→ BRIEF
Filter the entries and keep only the lines where the string "their" appears.

→ EXERCISE INPUT
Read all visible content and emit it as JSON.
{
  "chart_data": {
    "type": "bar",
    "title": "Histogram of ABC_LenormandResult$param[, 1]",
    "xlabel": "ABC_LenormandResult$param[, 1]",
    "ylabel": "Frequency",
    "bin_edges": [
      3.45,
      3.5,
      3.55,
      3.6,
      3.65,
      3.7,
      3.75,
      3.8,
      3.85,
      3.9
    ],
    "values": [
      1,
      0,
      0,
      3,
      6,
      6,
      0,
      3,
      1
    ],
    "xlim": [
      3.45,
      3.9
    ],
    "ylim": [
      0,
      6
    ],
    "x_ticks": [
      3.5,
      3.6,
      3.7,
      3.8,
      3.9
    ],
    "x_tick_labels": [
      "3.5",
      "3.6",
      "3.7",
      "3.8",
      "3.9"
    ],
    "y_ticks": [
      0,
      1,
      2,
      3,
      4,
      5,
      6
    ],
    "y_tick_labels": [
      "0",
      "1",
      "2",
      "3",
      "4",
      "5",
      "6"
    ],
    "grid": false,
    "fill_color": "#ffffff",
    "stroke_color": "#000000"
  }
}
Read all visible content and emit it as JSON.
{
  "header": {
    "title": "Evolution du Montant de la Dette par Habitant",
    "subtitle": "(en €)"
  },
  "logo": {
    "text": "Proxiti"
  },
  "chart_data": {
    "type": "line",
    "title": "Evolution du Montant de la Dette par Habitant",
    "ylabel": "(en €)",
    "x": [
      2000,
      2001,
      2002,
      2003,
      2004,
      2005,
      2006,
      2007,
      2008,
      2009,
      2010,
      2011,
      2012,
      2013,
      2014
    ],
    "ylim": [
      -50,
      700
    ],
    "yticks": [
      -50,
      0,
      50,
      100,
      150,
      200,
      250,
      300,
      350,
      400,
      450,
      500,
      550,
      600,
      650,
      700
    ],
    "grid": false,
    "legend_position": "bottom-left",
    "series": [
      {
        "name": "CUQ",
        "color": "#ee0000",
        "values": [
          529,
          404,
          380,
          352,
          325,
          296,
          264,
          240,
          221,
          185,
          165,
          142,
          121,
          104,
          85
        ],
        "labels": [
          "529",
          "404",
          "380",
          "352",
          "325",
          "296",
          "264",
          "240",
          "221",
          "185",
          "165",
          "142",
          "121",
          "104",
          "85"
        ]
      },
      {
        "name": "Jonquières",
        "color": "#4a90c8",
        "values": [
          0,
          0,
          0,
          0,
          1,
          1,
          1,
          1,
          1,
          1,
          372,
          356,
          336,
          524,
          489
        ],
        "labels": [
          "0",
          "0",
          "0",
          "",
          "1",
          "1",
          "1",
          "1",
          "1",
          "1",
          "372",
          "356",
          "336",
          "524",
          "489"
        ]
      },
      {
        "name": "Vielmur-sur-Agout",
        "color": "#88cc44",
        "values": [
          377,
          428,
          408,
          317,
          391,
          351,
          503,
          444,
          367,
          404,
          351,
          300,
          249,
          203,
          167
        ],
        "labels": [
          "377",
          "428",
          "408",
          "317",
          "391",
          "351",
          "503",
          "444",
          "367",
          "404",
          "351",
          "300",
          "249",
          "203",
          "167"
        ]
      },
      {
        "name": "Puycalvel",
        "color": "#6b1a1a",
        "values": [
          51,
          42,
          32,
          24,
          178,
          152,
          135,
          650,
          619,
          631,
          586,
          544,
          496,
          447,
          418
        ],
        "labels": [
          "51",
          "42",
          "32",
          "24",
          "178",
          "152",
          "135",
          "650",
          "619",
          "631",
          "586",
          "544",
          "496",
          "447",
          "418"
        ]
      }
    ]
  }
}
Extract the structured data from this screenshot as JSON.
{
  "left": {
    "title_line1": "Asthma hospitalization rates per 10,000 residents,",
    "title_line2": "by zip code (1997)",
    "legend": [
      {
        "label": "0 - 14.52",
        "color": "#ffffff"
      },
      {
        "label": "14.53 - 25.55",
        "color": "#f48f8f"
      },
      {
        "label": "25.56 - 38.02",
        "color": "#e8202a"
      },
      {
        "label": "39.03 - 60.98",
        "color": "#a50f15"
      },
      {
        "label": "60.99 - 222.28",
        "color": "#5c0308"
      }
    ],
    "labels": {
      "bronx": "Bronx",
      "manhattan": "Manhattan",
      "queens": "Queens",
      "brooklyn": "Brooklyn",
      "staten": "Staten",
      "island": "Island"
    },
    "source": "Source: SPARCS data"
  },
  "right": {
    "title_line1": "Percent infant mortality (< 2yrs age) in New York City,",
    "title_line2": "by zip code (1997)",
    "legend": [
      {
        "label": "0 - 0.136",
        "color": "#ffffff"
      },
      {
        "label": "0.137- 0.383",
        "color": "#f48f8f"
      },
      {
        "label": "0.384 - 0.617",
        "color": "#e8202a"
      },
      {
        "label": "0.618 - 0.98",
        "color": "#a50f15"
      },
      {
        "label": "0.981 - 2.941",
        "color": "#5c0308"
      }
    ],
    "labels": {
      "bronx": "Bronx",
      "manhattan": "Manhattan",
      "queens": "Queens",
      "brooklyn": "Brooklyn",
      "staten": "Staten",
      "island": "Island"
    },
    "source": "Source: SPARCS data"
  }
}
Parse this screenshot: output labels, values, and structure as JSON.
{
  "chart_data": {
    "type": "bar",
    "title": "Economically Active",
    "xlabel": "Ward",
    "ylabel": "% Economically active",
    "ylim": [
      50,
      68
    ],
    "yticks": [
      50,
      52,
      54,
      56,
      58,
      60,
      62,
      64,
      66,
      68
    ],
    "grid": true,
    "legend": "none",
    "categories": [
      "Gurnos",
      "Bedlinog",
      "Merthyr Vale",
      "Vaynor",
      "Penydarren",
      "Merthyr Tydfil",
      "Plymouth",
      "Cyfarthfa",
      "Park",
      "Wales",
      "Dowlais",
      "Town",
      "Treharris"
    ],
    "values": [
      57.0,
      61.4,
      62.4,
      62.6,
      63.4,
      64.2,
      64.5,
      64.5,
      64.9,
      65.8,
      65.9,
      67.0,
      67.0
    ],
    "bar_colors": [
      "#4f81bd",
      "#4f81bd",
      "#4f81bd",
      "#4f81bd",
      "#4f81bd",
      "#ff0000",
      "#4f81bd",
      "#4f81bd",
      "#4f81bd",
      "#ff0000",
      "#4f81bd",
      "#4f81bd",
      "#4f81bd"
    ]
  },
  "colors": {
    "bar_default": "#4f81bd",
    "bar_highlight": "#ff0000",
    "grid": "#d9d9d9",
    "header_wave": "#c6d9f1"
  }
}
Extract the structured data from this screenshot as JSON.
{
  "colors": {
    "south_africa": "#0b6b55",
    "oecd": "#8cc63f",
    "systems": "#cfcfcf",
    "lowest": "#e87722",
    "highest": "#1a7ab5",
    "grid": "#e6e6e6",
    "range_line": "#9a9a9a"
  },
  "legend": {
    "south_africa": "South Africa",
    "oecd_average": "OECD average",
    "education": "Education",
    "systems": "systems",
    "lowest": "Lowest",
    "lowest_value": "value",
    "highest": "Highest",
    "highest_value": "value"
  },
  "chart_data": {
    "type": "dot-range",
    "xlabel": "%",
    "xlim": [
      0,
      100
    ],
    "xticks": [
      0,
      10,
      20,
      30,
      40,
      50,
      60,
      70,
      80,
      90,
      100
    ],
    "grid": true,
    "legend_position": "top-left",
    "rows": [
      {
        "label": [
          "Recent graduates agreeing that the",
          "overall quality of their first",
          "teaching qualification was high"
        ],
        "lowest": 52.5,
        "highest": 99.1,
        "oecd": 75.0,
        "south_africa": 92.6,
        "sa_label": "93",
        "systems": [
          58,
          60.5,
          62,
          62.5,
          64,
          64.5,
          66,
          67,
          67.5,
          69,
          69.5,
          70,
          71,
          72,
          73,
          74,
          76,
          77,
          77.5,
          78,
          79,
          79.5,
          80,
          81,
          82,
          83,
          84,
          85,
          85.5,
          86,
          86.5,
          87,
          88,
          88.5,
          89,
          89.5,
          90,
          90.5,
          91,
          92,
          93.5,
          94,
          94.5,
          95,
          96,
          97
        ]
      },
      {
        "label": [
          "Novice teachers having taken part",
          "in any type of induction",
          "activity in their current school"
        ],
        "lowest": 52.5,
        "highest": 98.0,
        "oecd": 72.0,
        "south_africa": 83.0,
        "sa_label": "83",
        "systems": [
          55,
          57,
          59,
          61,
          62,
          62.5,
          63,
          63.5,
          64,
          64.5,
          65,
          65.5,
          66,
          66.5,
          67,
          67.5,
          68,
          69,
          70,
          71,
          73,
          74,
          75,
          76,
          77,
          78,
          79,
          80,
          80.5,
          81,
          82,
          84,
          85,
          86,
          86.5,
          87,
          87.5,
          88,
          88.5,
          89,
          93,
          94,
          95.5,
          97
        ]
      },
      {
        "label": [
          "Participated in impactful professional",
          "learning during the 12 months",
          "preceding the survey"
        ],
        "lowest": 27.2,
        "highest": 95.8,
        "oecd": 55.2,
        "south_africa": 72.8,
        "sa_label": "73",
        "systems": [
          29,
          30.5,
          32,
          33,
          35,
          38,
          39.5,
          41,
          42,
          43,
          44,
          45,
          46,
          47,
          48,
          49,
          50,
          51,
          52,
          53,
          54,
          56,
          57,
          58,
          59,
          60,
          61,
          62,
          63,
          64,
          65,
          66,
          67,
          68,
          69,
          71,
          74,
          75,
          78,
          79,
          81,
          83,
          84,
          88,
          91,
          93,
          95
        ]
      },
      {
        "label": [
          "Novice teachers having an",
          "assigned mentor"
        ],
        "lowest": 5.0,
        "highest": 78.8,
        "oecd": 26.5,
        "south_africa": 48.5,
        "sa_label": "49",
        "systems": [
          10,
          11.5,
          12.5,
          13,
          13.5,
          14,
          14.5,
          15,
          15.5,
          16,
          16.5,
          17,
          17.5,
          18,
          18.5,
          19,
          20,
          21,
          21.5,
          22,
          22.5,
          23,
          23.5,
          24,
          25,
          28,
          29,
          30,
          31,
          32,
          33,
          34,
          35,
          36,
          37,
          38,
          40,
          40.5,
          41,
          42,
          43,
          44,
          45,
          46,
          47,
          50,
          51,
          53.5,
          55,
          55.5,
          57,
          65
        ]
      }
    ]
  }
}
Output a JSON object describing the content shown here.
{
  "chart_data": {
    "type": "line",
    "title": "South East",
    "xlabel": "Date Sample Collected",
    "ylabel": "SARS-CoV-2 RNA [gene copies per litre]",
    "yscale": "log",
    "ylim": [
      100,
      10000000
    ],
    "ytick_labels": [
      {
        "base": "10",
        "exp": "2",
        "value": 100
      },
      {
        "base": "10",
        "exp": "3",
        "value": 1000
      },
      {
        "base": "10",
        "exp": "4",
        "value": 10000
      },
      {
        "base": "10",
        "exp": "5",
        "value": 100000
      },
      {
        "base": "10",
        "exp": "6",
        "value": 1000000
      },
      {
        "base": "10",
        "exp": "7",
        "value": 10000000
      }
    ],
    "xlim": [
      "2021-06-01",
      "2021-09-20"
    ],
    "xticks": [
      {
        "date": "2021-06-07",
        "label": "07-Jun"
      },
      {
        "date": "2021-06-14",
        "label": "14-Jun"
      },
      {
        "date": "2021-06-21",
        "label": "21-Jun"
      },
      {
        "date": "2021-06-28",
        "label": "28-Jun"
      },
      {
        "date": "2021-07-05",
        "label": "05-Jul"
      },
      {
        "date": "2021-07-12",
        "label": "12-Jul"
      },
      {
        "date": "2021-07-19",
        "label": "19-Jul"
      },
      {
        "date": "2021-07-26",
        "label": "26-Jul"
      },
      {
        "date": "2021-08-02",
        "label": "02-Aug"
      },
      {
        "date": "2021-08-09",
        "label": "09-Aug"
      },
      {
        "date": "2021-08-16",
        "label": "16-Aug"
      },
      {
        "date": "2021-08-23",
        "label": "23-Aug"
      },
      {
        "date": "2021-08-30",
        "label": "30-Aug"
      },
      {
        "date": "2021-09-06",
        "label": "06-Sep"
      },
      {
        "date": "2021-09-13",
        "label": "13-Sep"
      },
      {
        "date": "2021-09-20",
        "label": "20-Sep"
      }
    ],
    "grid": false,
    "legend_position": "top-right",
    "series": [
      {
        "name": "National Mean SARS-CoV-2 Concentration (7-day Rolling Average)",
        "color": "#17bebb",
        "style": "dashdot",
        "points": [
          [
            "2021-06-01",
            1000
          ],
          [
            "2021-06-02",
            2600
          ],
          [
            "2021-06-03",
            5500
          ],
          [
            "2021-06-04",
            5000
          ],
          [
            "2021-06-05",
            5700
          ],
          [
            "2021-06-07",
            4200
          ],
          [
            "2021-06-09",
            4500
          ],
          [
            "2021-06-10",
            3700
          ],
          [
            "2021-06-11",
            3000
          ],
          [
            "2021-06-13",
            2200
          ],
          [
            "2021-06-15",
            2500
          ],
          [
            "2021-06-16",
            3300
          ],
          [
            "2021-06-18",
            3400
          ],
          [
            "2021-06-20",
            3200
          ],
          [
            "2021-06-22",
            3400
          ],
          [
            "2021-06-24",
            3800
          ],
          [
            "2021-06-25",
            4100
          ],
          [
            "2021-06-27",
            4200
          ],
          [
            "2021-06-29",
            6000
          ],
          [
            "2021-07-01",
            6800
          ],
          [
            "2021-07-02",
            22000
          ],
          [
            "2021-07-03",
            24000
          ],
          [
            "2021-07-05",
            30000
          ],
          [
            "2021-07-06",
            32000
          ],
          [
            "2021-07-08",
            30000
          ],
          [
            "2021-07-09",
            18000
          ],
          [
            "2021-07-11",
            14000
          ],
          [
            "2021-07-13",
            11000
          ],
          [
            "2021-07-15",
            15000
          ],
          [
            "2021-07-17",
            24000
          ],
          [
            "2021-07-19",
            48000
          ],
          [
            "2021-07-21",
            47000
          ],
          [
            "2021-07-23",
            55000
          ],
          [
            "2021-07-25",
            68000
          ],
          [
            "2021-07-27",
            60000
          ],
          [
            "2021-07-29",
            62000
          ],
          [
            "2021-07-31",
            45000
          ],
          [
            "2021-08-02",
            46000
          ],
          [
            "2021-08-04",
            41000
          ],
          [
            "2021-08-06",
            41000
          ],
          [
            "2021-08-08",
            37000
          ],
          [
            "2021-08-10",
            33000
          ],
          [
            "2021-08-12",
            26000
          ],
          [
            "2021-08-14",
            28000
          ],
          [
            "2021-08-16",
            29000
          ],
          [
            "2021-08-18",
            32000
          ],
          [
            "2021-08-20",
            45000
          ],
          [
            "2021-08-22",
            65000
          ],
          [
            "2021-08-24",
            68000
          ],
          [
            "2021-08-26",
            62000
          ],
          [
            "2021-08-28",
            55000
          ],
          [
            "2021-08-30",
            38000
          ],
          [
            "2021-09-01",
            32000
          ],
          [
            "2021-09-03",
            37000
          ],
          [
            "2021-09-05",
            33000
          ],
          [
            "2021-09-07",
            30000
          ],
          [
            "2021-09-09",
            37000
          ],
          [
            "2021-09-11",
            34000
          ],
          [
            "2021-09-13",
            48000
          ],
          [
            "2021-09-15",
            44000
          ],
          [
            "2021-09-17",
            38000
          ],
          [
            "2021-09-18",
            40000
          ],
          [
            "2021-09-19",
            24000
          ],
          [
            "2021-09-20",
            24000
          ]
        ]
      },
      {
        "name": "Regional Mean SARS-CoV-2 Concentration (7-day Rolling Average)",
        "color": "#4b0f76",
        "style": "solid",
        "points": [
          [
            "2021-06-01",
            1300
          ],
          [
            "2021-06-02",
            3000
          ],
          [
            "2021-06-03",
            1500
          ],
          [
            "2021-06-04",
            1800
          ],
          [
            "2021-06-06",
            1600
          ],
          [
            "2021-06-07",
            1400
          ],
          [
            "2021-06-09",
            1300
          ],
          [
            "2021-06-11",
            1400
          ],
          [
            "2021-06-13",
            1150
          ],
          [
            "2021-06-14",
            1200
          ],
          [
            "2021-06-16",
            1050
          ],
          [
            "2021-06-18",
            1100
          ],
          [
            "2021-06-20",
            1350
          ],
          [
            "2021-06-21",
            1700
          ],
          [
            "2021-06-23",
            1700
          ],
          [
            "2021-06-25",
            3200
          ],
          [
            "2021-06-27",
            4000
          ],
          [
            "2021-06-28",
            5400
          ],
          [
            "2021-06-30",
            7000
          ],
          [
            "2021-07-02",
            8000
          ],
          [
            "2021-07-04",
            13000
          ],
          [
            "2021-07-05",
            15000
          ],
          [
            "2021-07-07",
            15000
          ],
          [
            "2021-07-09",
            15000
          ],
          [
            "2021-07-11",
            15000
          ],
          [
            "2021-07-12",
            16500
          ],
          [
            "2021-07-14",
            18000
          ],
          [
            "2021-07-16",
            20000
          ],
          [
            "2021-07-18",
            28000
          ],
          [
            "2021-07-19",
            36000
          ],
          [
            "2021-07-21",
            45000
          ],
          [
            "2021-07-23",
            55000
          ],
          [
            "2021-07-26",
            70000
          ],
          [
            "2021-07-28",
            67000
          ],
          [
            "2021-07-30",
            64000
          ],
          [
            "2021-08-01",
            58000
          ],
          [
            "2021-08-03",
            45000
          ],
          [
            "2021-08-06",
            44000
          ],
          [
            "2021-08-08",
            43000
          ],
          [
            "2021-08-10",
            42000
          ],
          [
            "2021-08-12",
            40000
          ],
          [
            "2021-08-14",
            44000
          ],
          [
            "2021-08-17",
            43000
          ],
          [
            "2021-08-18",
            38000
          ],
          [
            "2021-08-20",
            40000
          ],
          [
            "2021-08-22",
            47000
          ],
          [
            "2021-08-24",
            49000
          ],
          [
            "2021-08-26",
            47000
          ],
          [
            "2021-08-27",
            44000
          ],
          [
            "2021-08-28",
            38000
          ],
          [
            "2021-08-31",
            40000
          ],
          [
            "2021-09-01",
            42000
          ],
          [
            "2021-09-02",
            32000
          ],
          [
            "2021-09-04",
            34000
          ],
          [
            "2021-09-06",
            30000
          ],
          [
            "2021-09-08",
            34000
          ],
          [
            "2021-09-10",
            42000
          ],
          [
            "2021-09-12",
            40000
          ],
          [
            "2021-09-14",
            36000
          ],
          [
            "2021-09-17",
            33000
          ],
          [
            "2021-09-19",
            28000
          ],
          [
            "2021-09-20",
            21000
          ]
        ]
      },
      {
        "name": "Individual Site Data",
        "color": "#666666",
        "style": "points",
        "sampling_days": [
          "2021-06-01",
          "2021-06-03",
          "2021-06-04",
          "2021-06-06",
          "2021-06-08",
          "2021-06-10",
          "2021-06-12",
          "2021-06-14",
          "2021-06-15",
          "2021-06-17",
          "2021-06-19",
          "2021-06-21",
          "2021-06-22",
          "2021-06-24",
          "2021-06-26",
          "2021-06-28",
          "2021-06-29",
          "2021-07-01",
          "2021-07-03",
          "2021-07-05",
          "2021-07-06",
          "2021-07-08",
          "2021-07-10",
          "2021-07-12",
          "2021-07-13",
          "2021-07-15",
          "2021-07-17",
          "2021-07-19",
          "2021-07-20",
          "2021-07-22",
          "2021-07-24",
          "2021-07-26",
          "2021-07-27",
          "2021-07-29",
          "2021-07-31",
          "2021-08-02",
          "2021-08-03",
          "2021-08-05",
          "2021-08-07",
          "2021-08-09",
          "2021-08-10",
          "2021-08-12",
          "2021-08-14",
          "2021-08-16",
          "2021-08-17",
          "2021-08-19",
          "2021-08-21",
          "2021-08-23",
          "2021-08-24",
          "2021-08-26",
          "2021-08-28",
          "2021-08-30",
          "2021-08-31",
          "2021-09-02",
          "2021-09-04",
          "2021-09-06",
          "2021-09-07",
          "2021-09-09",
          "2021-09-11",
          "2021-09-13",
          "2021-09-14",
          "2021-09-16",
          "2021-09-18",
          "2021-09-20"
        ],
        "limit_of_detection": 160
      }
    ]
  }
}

→ SOLUTION BELOW
          "overall quality of their first",
          "activity in their current school"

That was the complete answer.